**OBJECTIVE**
Report how many lines of these entries hold the string "области"; reply with the number alone.

**DATA EXTRACT**
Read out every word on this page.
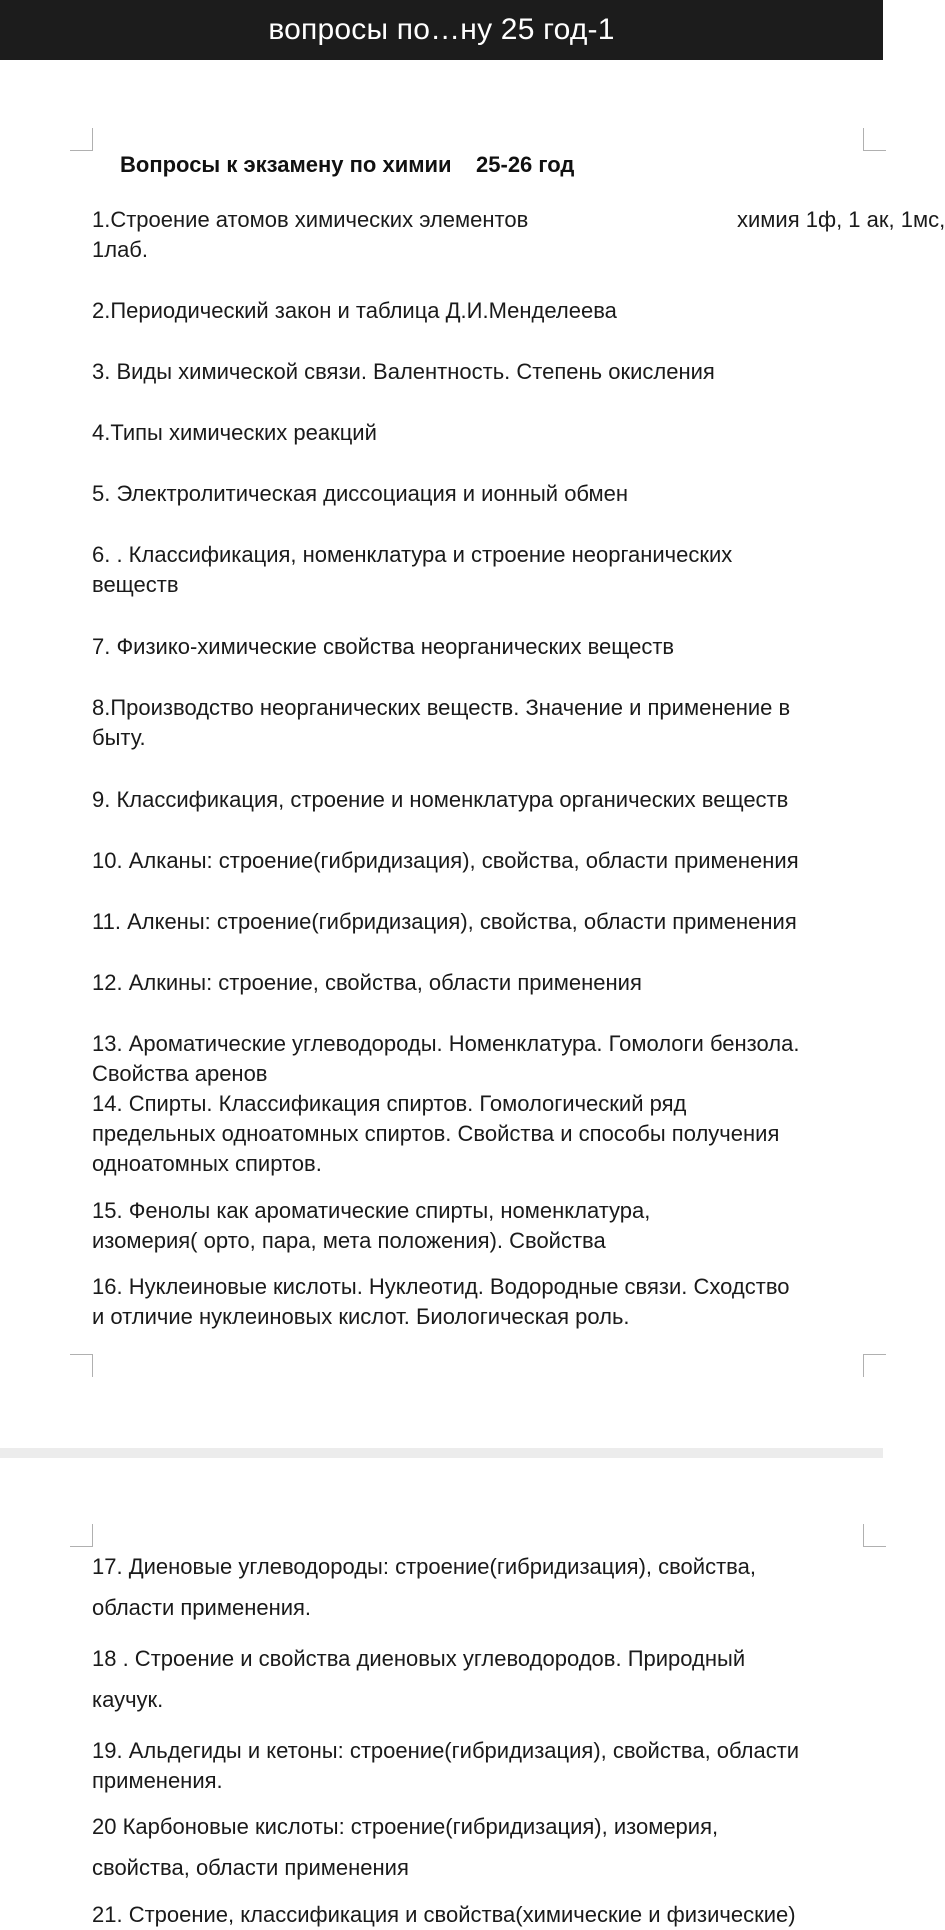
вопросы по…ну 25 год-1
Вопросы к экзамену по химии    25-26 год
1.Строение атомов химических элементов
1лаб.
химия 1ф, 1 ак, 1мс,
2.Периодический закон и таблица Д.И.Менделеева
3. Виды химической связи. Валентность. Степень окисления
4.Типы химических реакций
5. Электролитическая диссоциация и ионный обмен
6. . Классификация, номенклатура и строение неорганических
веществ
7. Физико-химические свойства неорганических веществ
8.Производство неорганических веществ. Значение и применение в
быту.
9. Классификация, строение и номенклатура органических веществ
10. Алканы: строение(гибридизация), свойства, области применения
11. Алкены: строение(гибридизация), свойства, области применения
12. Алкины: строение, свойства, области применения
13. Ароматические углеводороды. Номенклатура. Гомологи бензола.
Свойства аренов
14. Спирты. Классификация спиртов. Гомологический ряд
предельных одноатомных спиртов. Свойства и способы получения
одноатомных спиртов.
15. Фенолы как ароматические спирты, номенклатура,
изомерия( орто, пара, мета положения). Свойства
16. Нуклеиновые кислоты. Нуклеотид. Водородные связи. Сходство
и отличие нуклеиновых кислот. Биологическая роль.
17. Диеновые углеводороды: строение(гибридизация), свойства,
области применения.
18 . Строение и свойства диеновых углеводородов. Природный
каучук.
19. Альдегиды и кетоны: строение(гибридизация), свойства, области
применения.
20 Карбоновые кислоты: строение(гибридизация), изомерия,
свойства, области применения
21. Строение, классификация и свойства(химические и физические)
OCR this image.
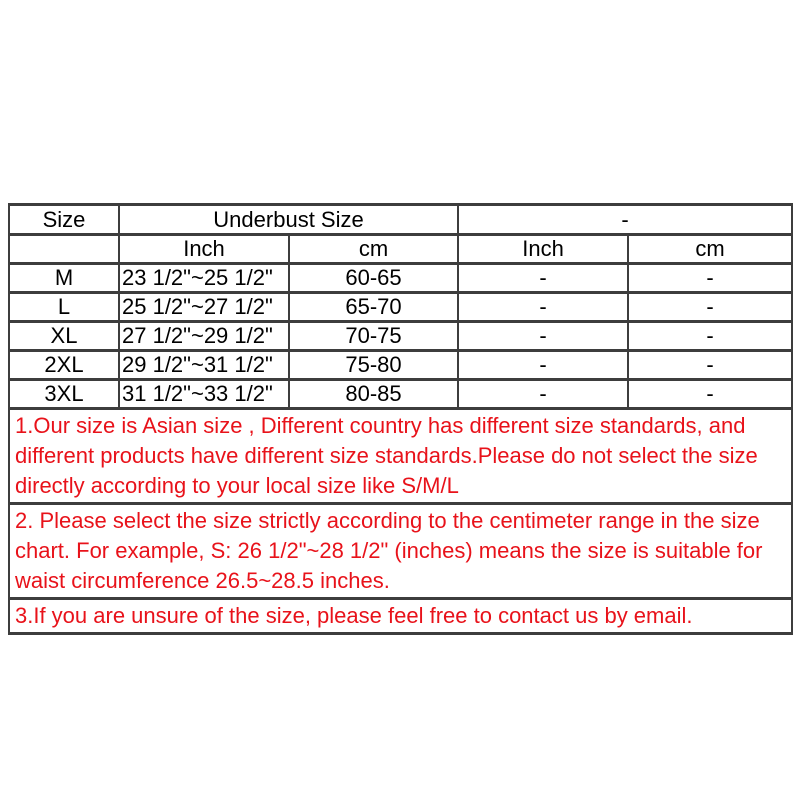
Size	Underbust Size		-	
	Inch	cm	Inch	cm
M	23 1/2"~25 1/2"	60-65	-	-
L	25 1/2"~27 1/2"	65-70	-	-
XL	27 1/2"~29 1/2"	70-75	-	-
2XL	29 1/2"~31 1/2"	75-80	-	-
3XL	31 1/2"~33 1/2"	80-85	-	-

1.Our size is Asian size , Different country has different size standards, and
different products have different size standards.Please do not select the size
directly according to your local size like S/M/L				

2. Please select the size strictly according to the centimeter range in the size
chart. For example, S: 26 1/2"~28 1/2" (inches) means the size is suitable for
waist circumference 26.5~28.5 inches.				

3.If you are unsure of the size, please feel free to contact us by email.				
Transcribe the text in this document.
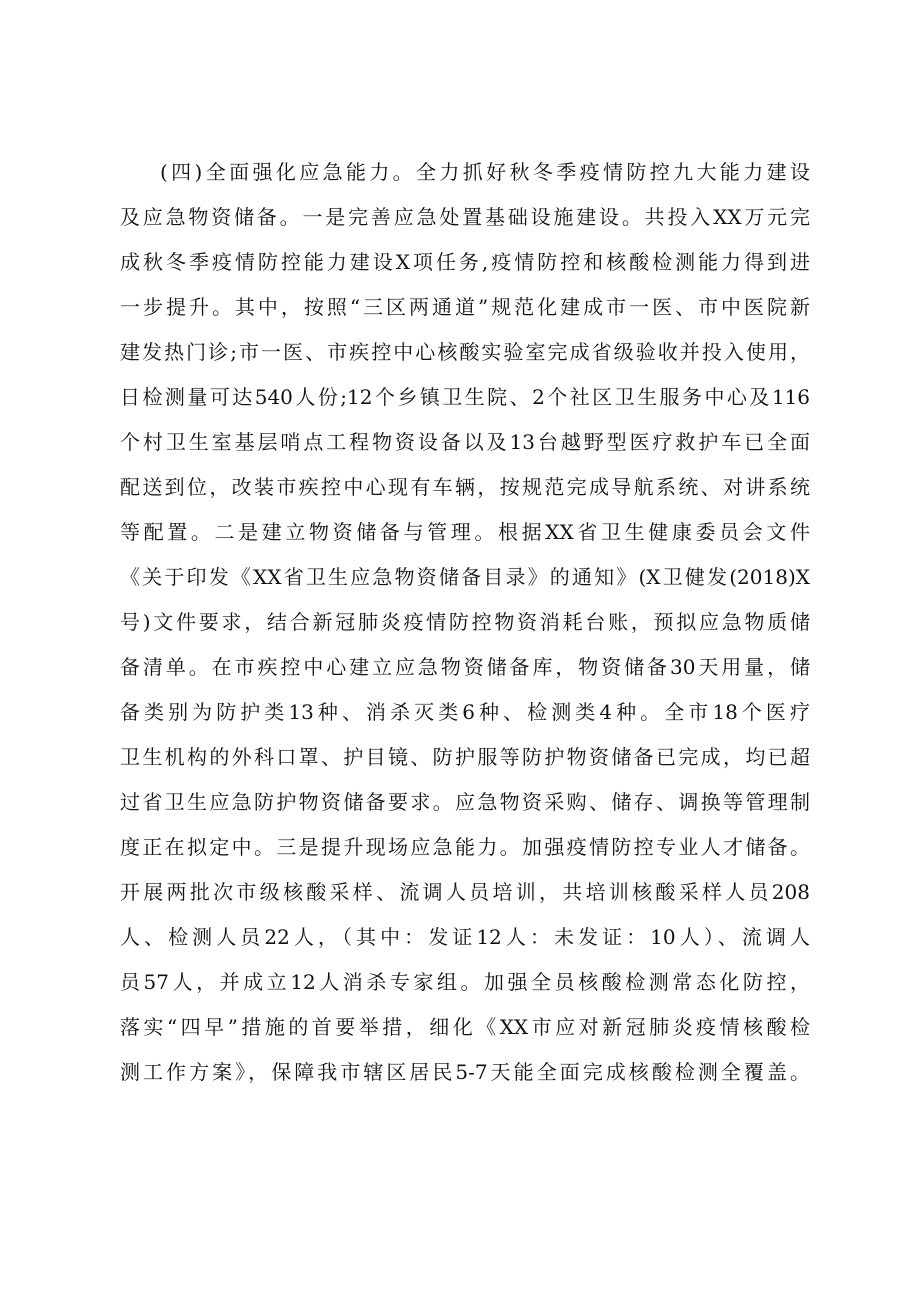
(四)全面强化应急能力。全力抓好秋冬季疫情防控九大能力建设
及应急物资储备。一是完善应急处置基础设施建设。共投入XX万元完
成秋冬季疫情防控能力建设X项任务,疫情防控和核酸检测能力得到进
一步提升。其中，按照“三区两通道”规范化建成市一医、市中医院新
建发热门诊;市一医、市疾控中心核酸实验室完成省级验收并投入使用，
日检测量可达540人份;12个乡镇卫生院、2个社区卫生服务中心及116
个村卫生室基层哨点工程物资设备以及13台越野型医疗救护车已全面
配送到位，改装市疾控中心现有车辆，按规范完成导航系统、对讲系统
等配置。二是建立物资储备与管理。根据XX省卫生健康委员会文件
《关于印发《XX省卫生应急物资储备目录》的通知》(X卫健发(2018)X
号)文件要求，结合新冠肺炎疫情防控物资消耗台账，预拟应急物质储
备清单。在市疾控中心建立应急物资储备库，物资储备30天用量，储
备类别为防护类13种、消杀灭类6种、检测类4种。全市18个医疗
卫生机构的外科口罩、护目镜、防护服等防护物资储备已完成，均已超
过省卫生应急防护物资储备要求。应急物资采购、储存、调换等管理制
度正在拟定中。三是提升现场应急能力。加强疫情防控专业人才储备。
开展两批次市级核酸采样、流调人员培训，共培训核酸采样人员208
人、检测人员22人，（其中：发证12人：未发证：10人）、流调人
员57人，并成立12人消杀专家组。加强全员核酸检测常态化防控，
落实“四早”措施的首要举措，细化《XX市应对新冠肺炎疫情核酸检
测工作方案》，保障我市辖区居民5-7天能全面完成核酸检测全覆盖。
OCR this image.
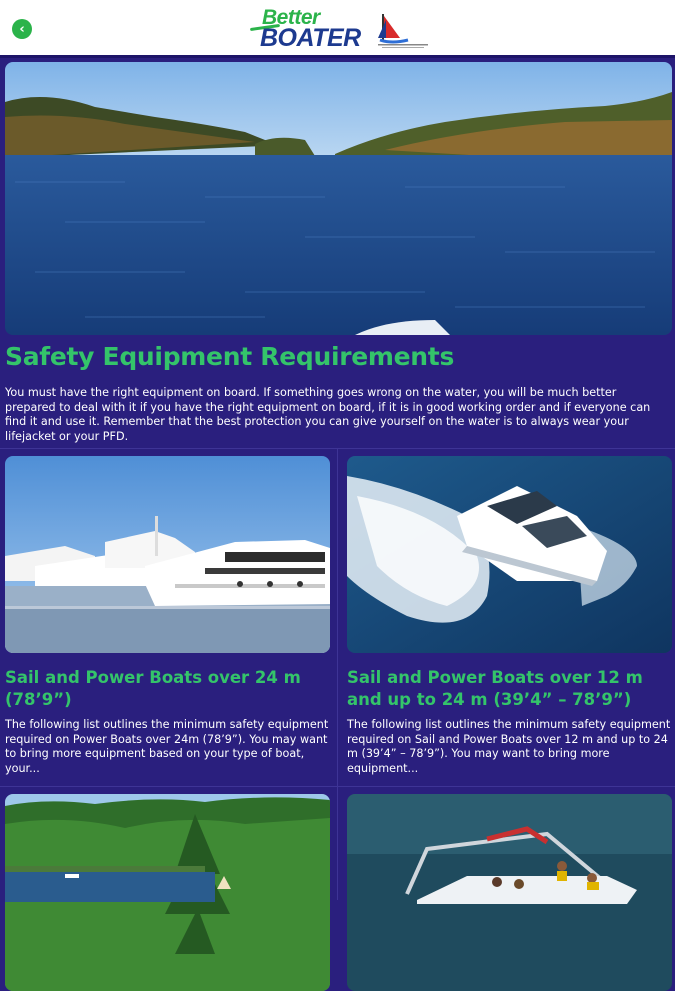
‹	Better
BOATER
Safety Equipment Requirements

You must have the right equipment on board. If something goes wrong on the water, you will be much better prepared to deal with it if you have the right equipment on board, if it is in good working order and if everyone can find it and use it. Remember that the best protection you can give yourself on the water is to always wear your lifejacket or your PFD.

Sail and Power Boats over 24 m (78’9”)

The following list outlines the minimum safety equipment required on Power Boats over 24m (78’9”). You may want to bring more equipment based on your type of boat, your...

Sail and Power Boats over 12 m and up to 24 m (39’4” – 78’9”)

The following list outlines the minimum safety equipment required on Sail and Power Boats over 12 m and up to 24 m (39’4” – 78’9”). You may want to bring more equipment...
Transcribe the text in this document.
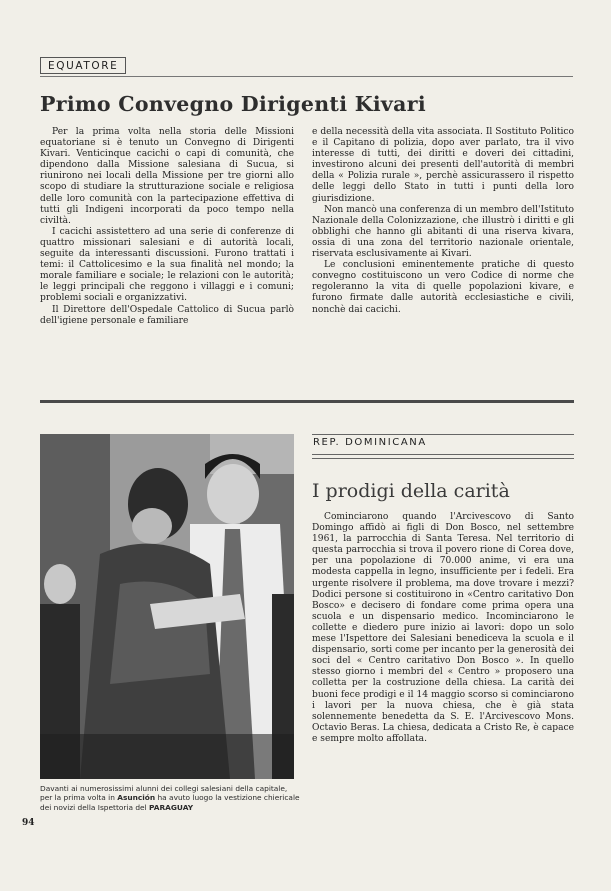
EQUATORE
Primo Convegno Dirigenti Kivari

Per la prima volta nella storia delle Missioni equatoriane si è tenuto un Convegno di Dirigenti Kivari. Venticinque cacichi o capi di comunità, che dipendono dalla Missione salesiana di Sucua, si riunirono nei locali della Missione per tre giorni allo scopo di studiare la strutturazione sociale e religiosa delle loro comunità con la partecipazione effettiva di tutti gli Indigeni incorporati da poco tempo nella civiltà.

I cacichi assistettero ad una serie di conferenze di quattro missionari salesiani e di autorità locali, seguite da interessanti discussioni. Furono trattati i temi: il Cattolicesimo e la sua finalità nel mondo; la morale familiare e sociale; le relazioni con le autorità; le leggi principali che reggono i villaggi e i comuni; problemi sociali e organizzativi.

Il Direttore dell'Ospedale Cattolico di Sucua parlò dell'igiene personale e familiare

e della necessità della vita associata. Il Sostituto Politico e il Capitano di polizia, dopo aver parlato, tra il vivo interesse di tutti, dei diritti e doveri dei cittadini, investirono alcuni dei presenti dell'autorità di membri della « Polizia rurale », perchè assicurassero il rispetto delle leggi dello Stato in tutti i punti della loro giurisdizione.

Non mancò una conferenza di un membro dell'Istituto Nazionale della Colonizzazione, che illustrò i diritti e gli obblighi che hanno gli abitanti di una riserva kivara, ossia di una zona del territorio nazionale orientale, riservata esclusivamente ai Kivari.

Le conclusioni eminentemente pratiche di questo convegno costituiscono un vero Codice di norme che regoleranno la vita di quelle popolazioni kivare, e furono firmate dalle autorità ecclesiastiche e civili, nonchè dai cacichi.

Davanti ai numerosissimi alunni dei collegi salesiani della capitale, per la prima volta in Asunción ha avuto luogo la vestizione chiericale dei novizi della Ispettoria del PARAGUAY
94
REP. DOMINICANA
I prodigi della carità

Cominciarono quando l'Arcivescovo di Santo Domingo affidò ai figli di Don Bosco, nel settembre 1961, la parrocchia di Santa Teresa. Nel territorio di questa parrocchia si trova il povero rione di Corea dove, per una popolazione di 70.000 anime, vi era una modesta cappella in legno, insufficiente per i fedeli. Era urgente risolvere il problema, ma dove trovare i mezzi? Dodici persone si costituirono in «Centro caritativo Don Bosco» e decisero di fondare come prima opera una scuola e un dispensario medico. Incominciarono le collette e diedero pure inizio ai lavori: dopo un solo mese l'Ispettore dei Salesiani benediceva la scuola e il dispensario, sorti come per incanto per la generosità dei soci del « Centro caritativo Don Bosco ». In quello stesso giorno i membri del « Centro » proposero una colletta per la costruzione della chiesa. La carità dei buoni fece prodigi e il 14 maggio scorso si cominciarono i lavori per la nuova chiesa, che è già stata solennemente benedetta da S. E. l'Arcivescovo Mons. Octavio Beras. La chiesa, dedicata a Cristo Re, è capace e sempre molto affollata.
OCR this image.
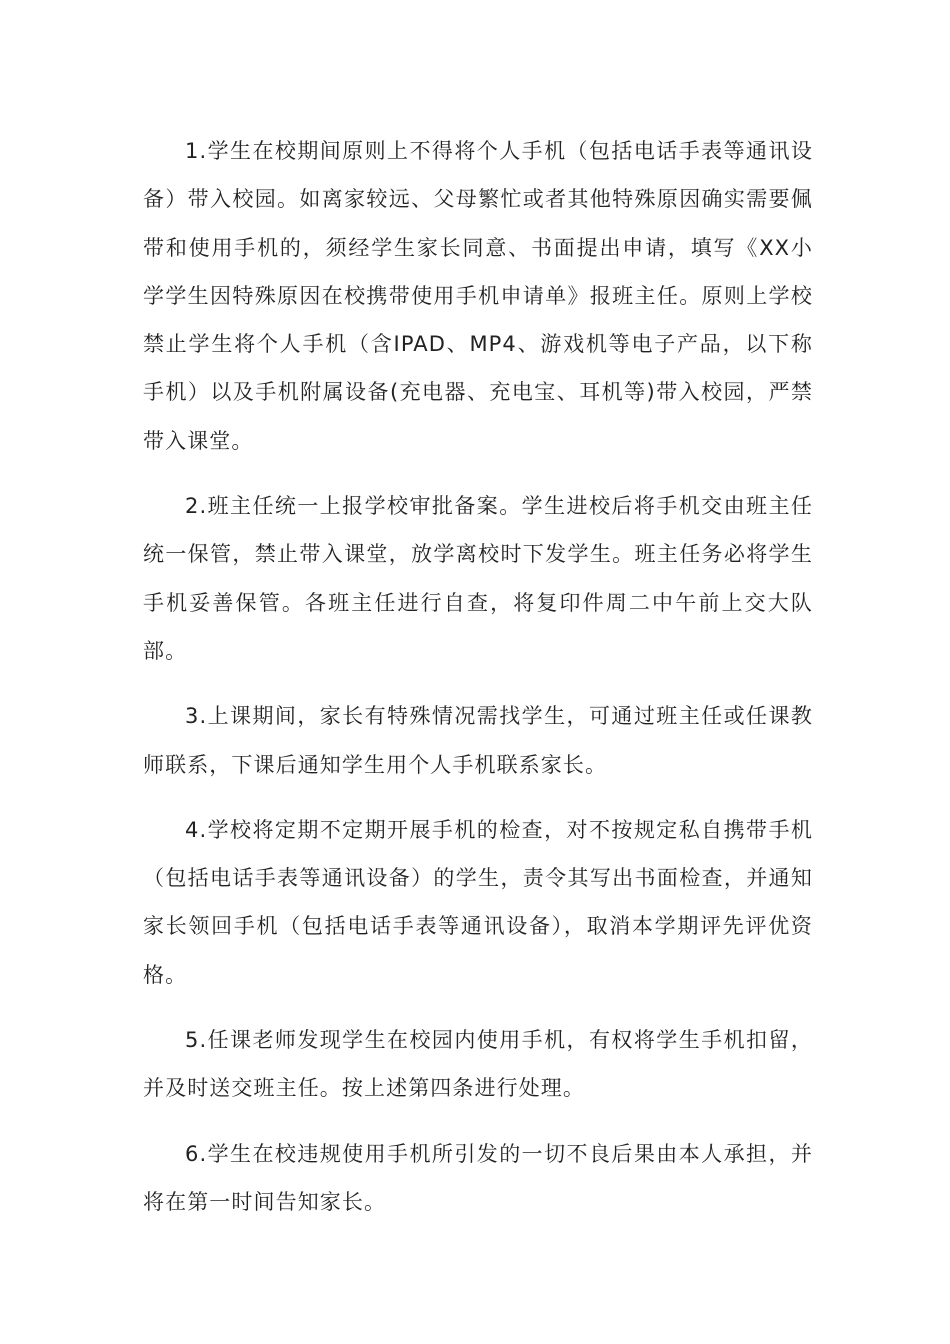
1.学生在校期间原则上不得将个人手机（包括电话手表等通讯设备）带入校园。如离家较远、父母繁忙或者其他特殊原因确实需要佩带和使用手机的，须经学生家长同意、书面提出申请，填写《XX小学学生因特殊原因在校携带使用手机申请单》报班主任。原则上学校禁止学生将个人手机（含IPAD、MP4、游戏机等电子产品，以下称手机）以及手机附属设备(充电器、充电宝、耳机等)带入校园，严禁带入课堂。

2.班主任统一上报学校审批备案。学生进校后将手机交由班主任统一保管，禁止带入课堂，放学离校时下发学生。班主任务必将学生手机妥善保管。各班主任进行自查，将复印件周二中午前上交大队部。

3.上课期间，家长有特殊情况需找学生，可通过班主任或任课教师联系，下课后通知学生用个人手机联系家长。

4.学校将定期不定期开展手机的检查，对不按规定私自携带手机（包括电话手表等通讯设备）的学生，责令其写出书面检查，并通知家长领回手机（包括电话手表等通讯设备），取消本学期评先评优资格。

5.任课老师发现学生在校园内使用手机，有权将学生手机扣留，并及时送交班主任。按上述第四条进行处理。

6.学生在校违规使用手机所引发的一切不良后果由本人承担，并将在第一时间告知家长。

**WRITTEN RESPONSE**
6